> **WORK TO DO**
Select the lines below containing the word "values".

Records contained in a dataset
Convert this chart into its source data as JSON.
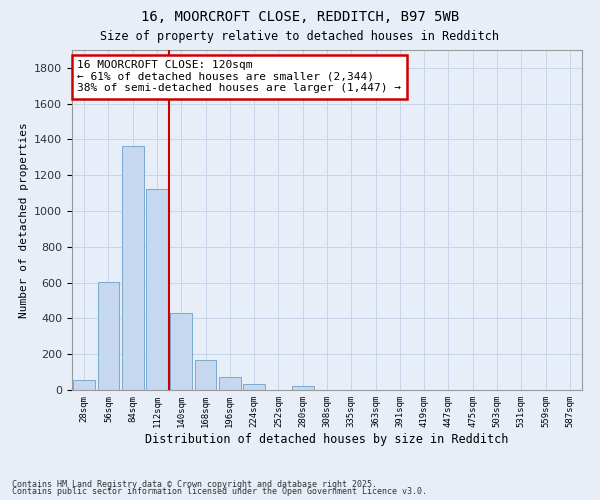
{
  "title": "16, MOORCROFT CLOSE, REDDITCH, B97 5WB",
  "subtitle": "Size of property relative to detached houses in Redditch",
  "xlabel": "Distribution of detached houses by size in Redditch",
  "ylabel": "Number of detached properties",
  "footnote1": "Contains HM Land Registry data © Crown copyright and database right 2025.",
  "footnote2": "Contains public sector information licensed under the Open Government Licence v3.0.",
  "bins": [
    "28sqm",
    "56sqm",
    "84sqm",
    "112sqm",
    "140sqm",
    "168sqm",
    "196sqm",
    "224sqm",
    "252sqm",
    "280sqm",
    "308sqm",
    "335sqm",
    "363sqm",
    "391sqm",
    "419sqm",
    "447sqm",
    "475sqm",
    "503sqm",
    "531sqm",
    "559sqm",
    "587sqm"
  ],
  "values": [
    55,
    605,
    1365,
    1125,
    430,
    170,
    70,
    35,
    0,
    20,
    0,
    0,
    0,
    0,
    0,
    0,
    0,
    0,
    0,
    0,
    0
  ],
  "bar_color": "#c5d8f0",
  "bar_edge_color": "#7aaad0",
  "grid_color": "#c8d4e8",
  "background_color": "#e8eef8",
  "red_line_x": 3.5,
  "red_line_color": "#cc0000",
  "annotation_text": "16 MOORCROFT CLOSE: 120sqm\n← 61% of detached houses are smaller (2,344)\n38% of semi-detached houses are larger (1,447) →",
  "annotation_box_color": "#ffffff",
  "annotation_box_edge": "#cc0000",
  "ylim": [
    0,
    1900
  ],
  "yticks": [
    0,
    200,
    400,
    600,
    800,
    1000,
    1200,
    1400,
    1600,
    1800
  ]
}
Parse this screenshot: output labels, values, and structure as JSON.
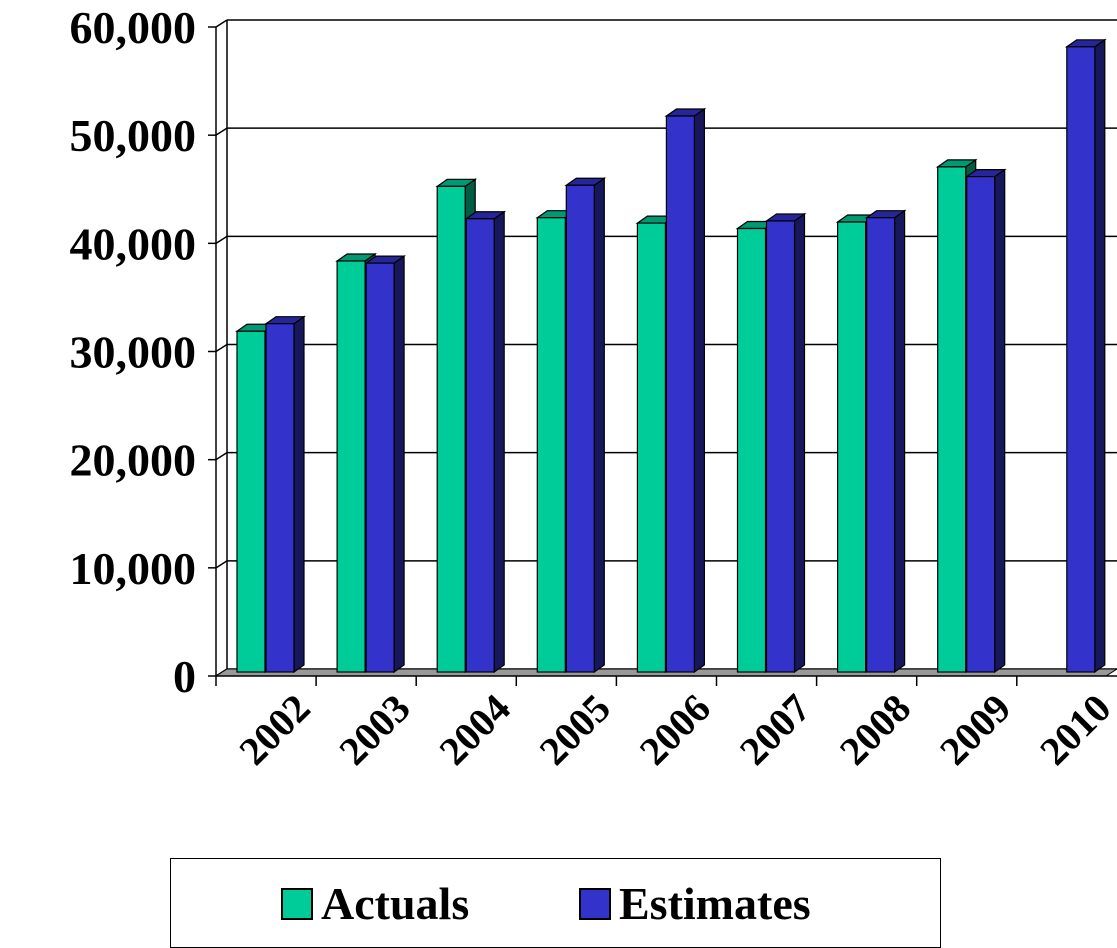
{
  "chart_data": {
    "type": "bar",
    "categories": [
      "2002",
      "2003",
      "2004",
      "2005",
      "2006",
      "2007",
      "2008",
      "2009",
      "2010"
    ],
    "series": [
      {
        "name": "Actuals",
        "color": "#00cc99",
        "values": [
          31500,
          38000,
          44900,
          42000,
          41500,
          41000,
          41600,
          46700,
          null
        ]
      },
      {
        "name": "Estimates",
        "color": "#3333cc",
        "values": [
          32200,
          37800,
          41900,
          45000,
          51400,
          41700,
          42000,
          45800,
          57800
        ]
      }
    ],
    "yticks": [
      "0",
      "10,000",
      "20,000",
      "30,000",
      "40,000",
      "50,000",
      "60,000"
    ],
    "ylim": [
      0,
      60000
    ],
    "title": "",
    "xlabel": "",
    "ylabel": "",
    "grid": true,
    "legend_position": "bottom"
  },
  "legend": {
    "items": [
      {
        "label": "Actuals"
      },
      {
        "label": "Estimates"
      }
    ]
  }
}
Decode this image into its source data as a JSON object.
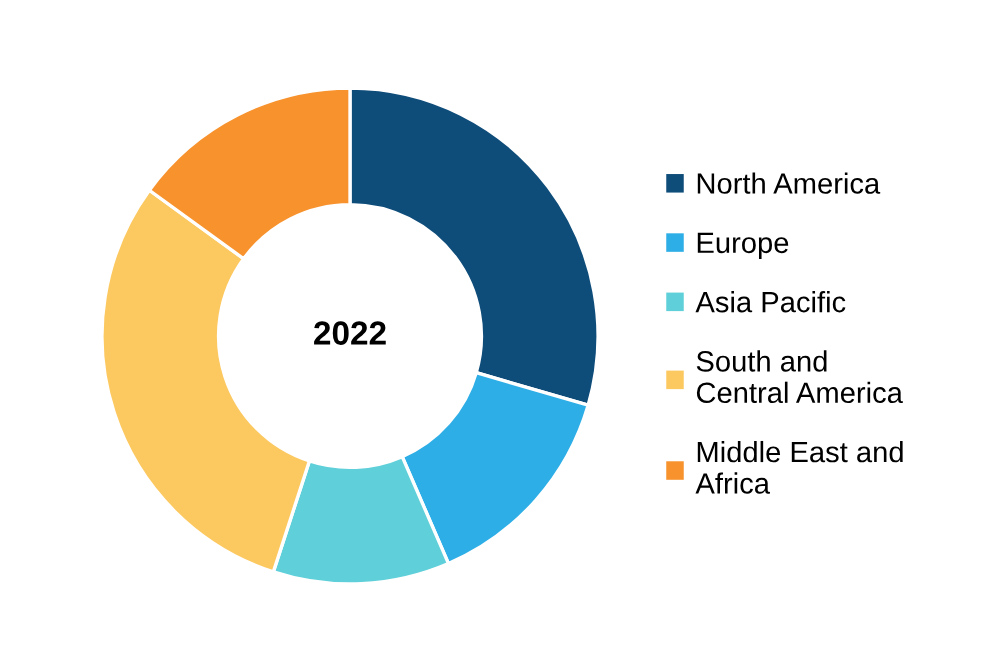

> **OUTPUT OF THE EXERCISE**
  "values": [
Parse this screenshot: output labels, values, and structure as JSON.
        "values": [
        "values": [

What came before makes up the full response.